• **Dataset records**:
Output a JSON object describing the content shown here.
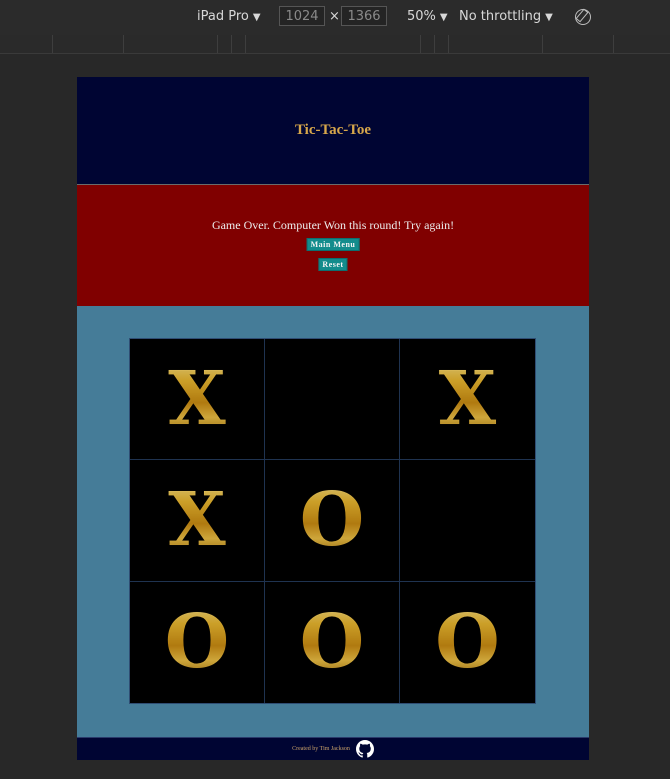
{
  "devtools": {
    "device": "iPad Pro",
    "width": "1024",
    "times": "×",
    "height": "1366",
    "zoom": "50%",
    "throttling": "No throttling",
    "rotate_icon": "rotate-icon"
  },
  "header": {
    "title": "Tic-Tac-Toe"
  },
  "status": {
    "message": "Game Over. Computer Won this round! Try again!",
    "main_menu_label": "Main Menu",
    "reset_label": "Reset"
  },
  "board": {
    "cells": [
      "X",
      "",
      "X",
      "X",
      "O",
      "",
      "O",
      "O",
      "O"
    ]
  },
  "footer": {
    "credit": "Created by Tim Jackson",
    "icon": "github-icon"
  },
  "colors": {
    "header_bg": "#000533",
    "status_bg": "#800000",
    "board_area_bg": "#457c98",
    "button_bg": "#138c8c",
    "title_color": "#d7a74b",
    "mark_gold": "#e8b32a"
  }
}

...

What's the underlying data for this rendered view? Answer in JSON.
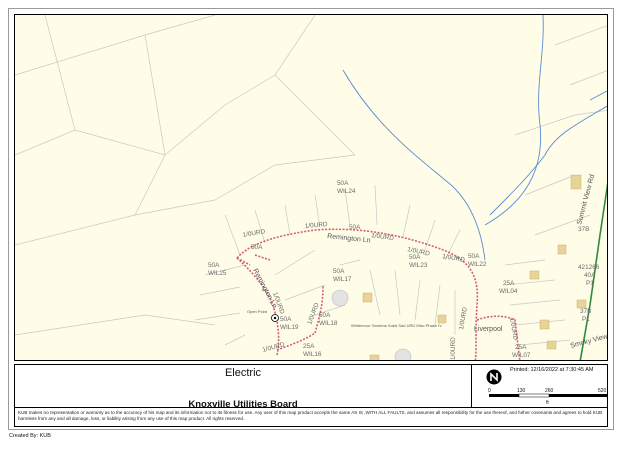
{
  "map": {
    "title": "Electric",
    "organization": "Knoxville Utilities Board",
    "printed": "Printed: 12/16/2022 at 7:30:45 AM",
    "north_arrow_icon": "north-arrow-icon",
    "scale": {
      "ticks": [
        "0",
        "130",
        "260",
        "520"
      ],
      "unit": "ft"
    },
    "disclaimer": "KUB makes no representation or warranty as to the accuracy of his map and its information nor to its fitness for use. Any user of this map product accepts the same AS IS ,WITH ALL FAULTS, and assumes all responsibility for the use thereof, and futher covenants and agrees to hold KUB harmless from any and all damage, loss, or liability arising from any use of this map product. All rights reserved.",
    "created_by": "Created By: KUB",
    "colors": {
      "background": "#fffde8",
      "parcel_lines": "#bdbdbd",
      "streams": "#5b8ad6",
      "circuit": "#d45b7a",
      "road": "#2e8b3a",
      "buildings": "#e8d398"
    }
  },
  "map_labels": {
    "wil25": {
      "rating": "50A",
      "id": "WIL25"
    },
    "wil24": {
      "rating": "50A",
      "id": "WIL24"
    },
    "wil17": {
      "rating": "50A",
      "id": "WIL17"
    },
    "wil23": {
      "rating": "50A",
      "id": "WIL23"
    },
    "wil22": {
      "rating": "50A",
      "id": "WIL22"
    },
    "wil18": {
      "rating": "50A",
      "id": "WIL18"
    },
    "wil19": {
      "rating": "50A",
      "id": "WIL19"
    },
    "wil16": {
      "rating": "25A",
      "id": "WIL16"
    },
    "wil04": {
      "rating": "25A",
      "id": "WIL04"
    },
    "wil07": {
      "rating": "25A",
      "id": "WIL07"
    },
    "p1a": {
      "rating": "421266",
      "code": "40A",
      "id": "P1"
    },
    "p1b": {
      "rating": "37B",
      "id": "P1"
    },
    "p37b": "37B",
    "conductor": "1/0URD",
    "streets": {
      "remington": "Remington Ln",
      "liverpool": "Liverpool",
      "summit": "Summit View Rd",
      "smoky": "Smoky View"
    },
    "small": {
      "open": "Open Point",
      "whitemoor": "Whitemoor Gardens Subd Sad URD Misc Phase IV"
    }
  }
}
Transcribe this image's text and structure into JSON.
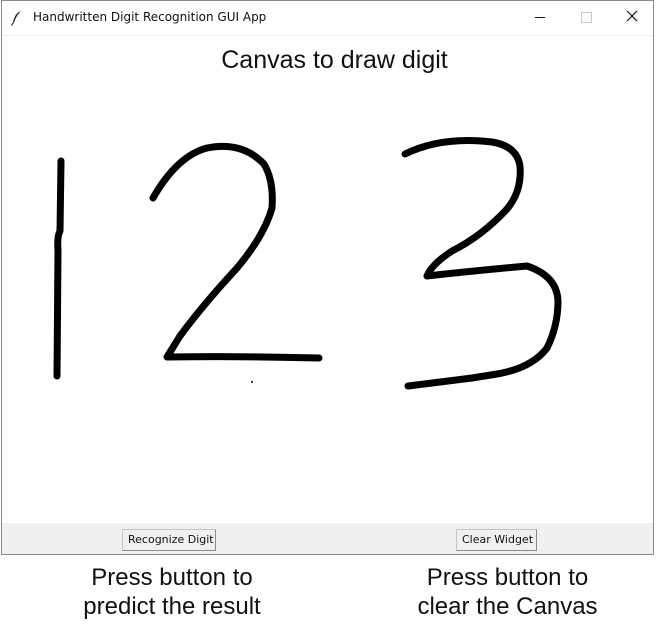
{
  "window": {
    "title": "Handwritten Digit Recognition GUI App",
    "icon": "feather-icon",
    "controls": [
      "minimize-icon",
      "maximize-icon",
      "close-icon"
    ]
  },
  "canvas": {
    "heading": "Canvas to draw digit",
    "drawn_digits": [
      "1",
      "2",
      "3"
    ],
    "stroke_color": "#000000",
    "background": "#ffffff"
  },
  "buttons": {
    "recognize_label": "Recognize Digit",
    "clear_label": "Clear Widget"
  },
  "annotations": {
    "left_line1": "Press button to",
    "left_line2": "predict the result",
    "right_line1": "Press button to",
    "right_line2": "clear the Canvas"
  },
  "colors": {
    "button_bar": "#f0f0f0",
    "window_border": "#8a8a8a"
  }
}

...

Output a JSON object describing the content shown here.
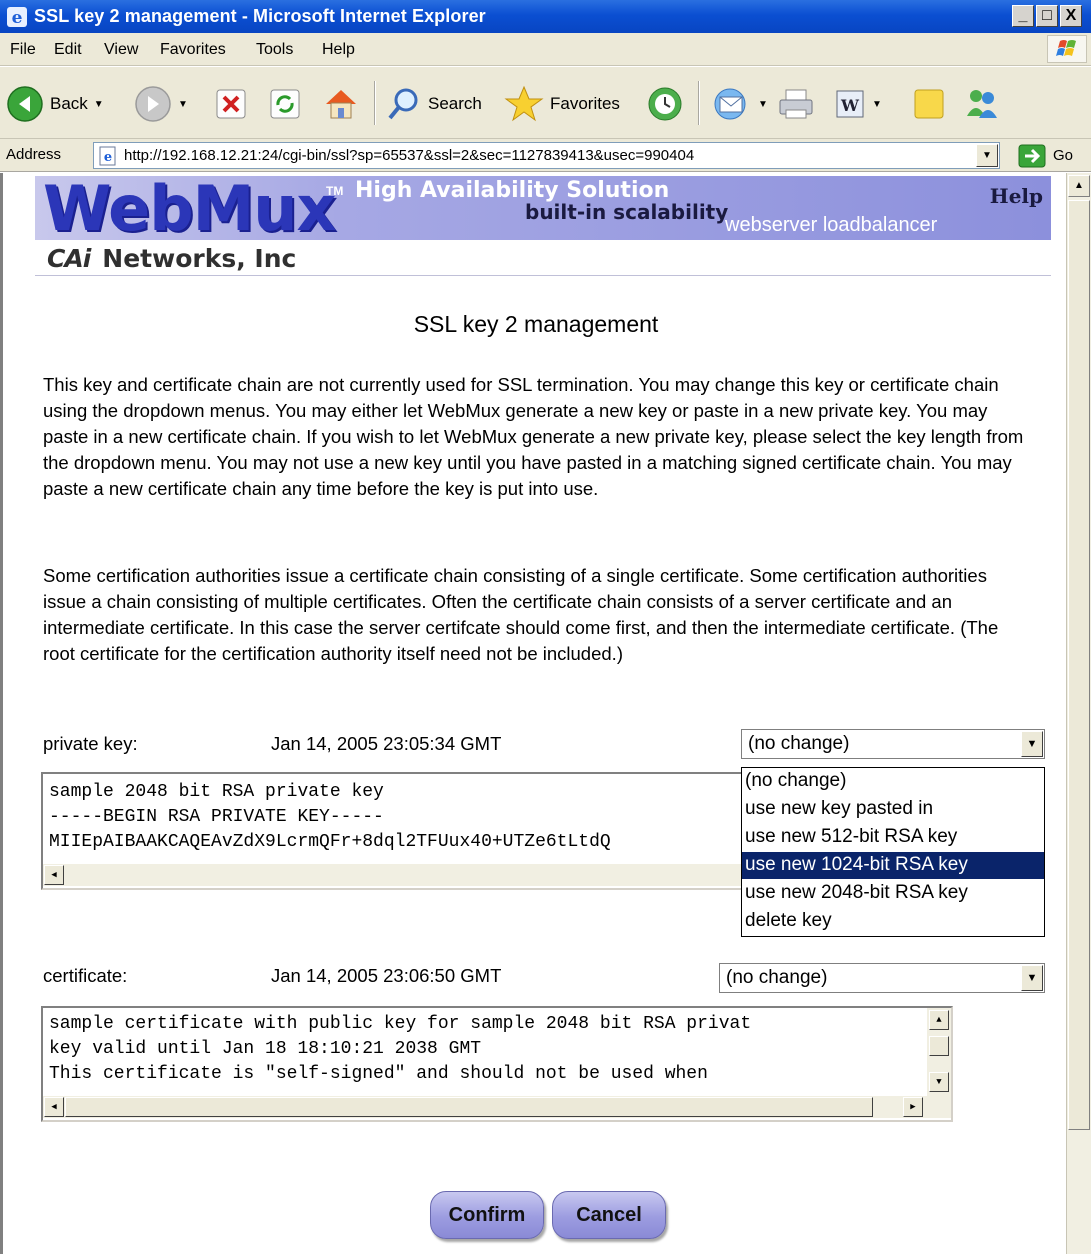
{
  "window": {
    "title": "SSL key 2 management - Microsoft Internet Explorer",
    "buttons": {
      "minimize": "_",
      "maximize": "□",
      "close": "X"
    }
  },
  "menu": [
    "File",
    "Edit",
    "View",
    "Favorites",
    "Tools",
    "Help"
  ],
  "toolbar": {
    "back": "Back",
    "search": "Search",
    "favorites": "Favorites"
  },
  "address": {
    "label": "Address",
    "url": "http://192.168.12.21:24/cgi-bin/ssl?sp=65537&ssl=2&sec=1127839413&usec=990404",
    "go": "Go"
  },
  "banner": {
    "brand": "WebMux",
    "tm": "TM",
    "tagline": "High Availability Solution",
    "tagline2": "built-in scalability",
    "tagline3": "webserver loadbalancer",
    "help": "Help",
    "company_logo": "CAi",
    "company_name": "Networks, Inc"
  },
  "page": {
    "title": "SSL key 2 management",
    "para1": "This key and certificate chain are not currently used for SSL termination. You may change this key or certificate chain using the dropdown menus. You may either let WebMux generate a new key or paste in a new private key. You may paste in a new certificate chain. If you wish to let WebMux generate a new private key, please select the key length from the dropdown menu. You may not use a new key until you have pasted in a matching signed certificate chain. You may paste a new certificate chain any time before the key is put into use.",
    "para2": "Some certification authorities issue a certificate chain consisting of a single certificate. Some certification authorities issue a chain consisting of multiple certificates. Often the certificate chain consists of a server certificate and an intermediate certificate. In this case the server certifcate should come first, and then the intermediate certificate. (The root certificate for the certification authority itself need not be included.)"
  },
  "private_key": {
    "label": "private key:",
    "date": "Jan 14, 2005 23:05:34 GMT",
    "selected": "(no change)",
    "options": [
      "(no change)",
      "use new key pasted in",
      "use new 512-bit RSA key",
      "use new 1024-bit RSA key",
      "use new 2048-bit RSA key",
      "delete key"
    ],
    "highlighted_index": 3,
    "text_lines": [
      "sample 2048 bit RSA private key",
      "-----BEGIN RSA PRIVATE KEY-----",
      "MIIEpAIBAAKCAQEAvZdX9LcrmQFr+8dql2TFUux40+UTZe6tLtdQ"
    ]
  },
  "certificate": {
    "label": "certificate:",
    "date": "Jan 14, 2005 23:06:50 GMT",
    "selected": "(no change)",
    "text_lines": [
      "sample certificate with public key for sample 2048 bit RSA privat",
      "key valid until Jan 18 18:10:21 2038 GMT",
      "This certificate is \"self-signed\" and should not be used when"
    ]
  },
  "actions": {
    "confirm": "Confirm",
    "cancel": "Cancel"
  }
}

• **What is required**: Each line that contains the string "until" counts once; report how many such lines the entries have, giving only the number.

• **Written response**: 2